[start of Data provided]

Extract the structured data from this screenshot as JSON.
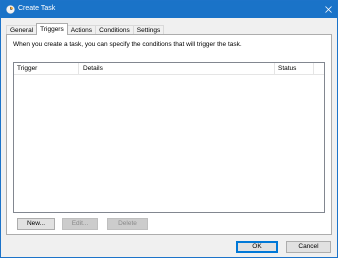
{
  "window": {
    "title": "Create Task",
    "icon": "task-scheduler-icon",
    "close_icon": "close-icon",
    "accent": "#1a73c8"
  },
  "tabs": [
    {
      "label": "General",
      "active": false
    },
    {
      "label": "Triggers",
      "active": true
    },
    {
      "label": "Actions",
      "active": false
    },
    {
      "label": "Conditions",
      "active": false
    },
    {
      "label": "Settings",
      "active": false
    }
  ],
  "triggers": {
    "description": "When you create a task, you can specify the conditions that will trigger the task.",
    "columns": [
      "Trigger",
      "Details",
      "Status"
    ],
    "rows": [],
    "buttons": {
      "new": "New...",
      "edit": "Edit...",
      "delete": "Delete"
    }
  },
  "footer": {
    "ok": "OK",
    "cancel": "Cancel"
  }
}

[end of Data provided]

What is asked: Restate the data above exactly, stripping out each image.

Answer to the exercise:
Extract the structured data from this screenshot as JSON.
{
  "window": {
    "title": "Create Task",
    "icon": "task-scheduler-icon",
    "close_icon": "close-icon",
    "accent": "#1a73c8"
  },
  "tabs": [
    {
      "label": "General",
      "active": false
    },
    {
      "label": "Triggers",
      "active": true
    },
    {
      "label": "Actions",
      "active": false
    },
    {
      "label": "Conditions",
      "active": false
    },
    {
      "label": "Settings",
      "active": false
    }
  ],
  "triggers": {
    "description": "When you create a task, you can specify the conditions that will trigger the task.",
    "columns": [
      "Trigger",
      "Details",
      "Status"
    ],
    "rows": [],
    "buttons": {
      "new": "New...",
      "edit": "Edit...",
      "delete": "Delete"
    }
  },
  "footer": {
    "ok": "OK",
    "cancel": "Cancel"
  }
}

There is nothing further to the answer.